## [Written exercise]
Wherever a line holds the word "JSON", copy that line out.

## [Records provided]
⟨

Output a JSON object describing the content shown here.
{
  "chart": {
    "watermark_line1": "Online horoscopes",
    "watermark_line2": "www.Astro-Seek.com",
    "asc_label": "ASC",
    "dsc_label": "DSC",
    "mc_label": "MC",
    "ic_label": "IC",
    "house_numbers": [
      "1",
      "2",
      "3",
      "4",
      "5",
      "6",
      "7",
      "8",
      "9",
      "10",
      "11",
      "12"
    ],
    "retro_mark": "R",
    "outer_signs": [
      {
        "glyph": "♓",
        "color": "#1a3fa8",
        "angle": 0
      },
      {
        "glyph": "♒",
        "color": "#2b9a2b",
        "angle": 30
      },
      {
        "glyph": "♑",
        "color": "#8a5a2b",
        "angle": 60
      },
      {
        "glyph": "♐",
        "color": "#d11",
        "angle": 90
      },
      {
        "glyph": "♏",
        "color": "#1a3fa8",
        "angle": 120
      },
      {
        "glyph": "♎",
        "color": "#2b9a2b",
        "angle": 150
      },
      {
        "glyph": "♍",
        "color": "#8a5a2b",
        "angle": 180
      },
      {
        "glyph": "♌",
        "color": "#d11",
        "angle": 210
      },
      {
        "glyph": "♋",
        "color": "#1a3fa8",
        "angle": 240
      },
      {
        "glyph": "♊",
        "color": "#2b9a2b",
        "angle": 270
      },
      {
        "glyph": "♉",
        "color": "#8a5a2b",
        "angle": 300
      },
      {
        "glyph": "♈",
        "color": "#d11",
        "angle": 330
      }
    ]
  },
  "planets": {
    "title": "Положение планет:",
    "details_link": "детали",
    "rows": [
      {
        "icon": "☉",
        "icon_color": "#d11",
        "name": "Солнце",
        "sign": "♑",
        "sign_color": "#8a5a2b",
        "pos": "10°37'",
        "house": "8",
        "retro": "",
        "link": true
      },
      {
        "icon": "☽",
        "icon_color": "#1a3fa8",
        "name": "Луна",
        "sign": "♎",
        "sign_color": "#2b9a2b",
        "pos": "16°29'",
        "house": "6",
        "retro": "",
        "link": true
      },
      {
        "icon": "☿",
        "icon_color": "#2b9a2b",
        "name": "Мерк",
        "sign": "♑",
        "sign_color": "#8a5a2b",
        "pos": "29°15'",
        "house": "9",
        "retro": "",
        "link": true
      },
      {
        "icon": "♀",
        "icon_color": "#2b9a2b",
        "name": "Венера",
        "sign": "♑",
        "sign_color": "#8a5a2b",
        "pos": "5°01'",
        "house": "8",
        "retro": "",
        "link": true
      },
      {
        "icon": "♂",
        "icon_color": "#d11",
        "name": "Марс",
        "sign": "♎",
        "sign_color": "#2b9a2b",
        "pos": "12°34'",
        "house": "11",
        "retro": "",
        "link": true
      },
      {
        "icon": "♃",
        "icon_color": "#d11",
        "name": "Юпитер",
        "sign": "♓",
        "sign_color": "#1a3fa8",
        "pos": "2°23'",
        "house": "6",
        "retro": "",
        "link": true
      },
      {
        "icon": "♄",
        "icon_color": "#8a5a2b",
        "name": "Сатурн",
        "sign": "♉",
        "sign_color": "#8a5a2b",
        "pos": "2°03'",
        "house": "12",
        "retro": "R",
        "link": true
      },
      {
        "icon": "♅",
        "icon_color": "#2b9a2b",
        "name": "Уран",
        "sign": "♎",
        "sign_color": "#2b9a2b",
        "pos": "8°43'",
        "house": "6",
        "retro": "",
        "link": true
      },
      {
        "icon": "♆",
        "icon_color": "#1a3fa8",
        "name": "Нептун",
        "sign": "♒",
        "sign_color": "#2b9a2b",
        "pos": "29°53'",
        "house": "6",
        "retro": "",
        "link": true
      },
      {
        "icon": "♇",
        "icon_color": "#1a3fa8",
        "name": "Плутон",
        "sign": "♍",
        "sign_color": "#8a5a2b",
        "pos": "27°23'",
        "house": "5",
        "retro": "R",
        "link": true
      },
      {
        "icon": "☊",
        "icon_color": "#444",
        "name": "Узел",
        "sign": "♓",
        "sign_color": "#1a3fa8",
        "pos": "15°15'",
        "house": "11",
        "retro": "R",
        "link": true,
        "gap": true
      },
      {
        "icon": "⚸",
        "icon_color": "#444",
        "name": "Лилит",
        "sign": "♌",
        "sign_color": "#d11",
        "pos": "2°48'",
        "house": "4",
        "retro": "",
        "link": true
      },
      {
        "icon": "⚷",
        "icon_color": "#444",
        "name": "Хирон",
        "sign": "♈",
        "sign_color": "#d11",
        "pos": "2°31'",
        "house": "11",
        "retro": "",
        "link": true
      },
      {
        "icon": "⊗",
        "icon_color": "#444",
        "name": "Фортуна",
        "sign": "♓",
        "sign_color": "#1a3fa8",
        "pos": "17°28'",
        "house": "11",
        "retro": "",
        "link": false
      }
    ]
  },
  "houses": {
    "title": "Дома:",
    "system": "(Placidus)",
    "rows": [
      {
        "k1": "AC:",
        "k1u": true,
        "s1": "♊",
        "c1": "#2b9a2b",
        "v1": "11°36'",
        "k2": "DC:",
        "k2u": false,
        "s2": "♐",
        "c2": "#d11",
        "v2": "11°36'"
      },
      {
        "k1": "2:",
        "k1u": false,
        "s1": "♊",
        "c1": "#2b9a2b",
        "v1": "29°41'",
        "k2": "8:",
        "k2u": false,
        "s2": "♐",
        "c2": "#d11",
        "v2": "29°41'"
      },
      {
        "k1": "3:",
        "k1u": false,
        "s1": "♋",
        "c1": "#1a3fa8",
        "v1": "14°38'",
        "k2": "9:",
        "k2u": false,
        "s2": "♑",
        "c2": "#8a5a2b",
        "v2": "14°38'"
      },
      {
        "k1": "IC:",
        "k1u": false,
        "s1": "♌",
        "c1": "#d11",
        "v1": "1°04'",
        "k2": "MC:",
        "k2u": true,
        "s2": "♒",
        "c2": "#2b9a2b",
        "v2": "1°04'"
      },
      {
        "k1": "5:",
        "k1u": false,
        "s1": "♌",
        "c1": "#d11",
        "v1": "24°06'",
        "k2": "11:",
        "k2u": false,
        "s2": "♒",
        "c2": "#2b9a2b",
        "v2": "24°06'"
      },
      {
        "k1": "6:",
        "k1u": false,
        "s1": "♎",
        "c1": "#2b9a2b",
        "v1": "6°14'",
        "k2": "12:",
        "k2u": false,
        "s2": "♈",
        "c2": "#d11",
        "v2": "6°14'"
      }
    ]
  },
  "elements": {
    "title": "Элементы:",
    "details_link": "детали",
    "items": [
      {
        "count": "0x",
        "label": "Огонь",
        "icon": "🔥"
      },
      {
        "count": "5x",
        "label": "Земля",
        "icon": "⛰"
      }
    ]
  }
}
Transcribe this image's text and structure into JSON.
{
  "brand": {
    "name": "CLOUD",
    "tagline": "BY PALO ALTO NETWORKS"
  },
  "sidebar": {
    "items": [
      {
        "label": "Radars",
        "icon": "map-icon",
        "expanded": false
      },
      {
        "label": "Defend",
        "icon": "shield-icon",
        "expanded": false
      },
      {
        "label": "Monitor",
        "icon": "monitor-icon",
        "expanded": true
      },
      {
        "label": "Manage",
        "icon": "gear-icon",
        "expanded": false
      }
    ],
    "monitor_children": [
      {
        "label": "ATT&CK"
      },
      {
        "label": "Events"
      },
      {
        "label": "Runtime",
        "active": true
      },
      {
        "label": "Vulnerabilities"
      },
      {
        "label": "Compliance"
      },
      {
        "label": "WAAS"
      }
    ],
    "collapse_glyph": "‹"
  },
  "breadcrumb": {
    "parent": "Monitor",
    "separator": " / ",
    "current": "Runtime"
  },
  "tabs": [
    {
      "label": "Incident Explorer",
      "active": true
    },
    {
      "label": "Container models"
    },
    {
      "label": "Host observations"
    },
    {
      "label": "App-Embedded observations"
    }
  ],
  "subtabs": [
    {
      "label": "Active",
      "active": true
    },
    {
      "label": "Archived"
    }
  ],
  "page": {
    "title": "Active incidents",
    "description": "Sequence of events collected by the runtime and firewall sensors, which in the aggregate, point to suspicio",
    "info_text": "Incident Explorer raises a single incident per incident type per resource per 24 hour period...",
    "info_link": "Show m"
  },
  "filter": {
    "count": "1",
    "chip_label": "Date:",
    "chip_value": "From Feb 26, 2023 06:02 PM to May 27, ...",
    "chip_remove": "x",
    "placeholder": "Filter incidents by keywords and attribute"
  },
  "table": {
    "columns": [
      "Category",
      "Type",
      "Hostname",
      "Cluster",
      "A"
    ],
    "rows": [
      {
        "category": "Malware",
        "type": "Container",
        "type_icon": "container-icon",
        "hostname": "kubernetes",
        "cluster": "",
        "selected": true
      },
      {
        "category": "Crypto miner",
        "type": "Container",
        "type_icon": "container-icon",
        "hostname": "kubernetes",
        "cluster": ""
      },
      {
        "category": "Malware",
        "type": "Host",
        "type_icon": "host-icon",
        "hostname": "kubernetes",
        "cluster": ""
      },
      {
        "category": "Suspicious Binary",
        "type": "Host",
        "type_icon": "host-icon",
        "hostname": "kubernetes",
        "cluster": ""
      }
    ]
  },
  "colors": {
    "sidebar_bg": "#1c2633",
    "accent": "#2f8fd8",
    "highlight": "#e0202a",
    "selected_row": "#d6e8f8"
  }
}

⟩

## [Solution below]
Output a JSON object describing the content shown here.
Transcribe this image's text and structure into JSON.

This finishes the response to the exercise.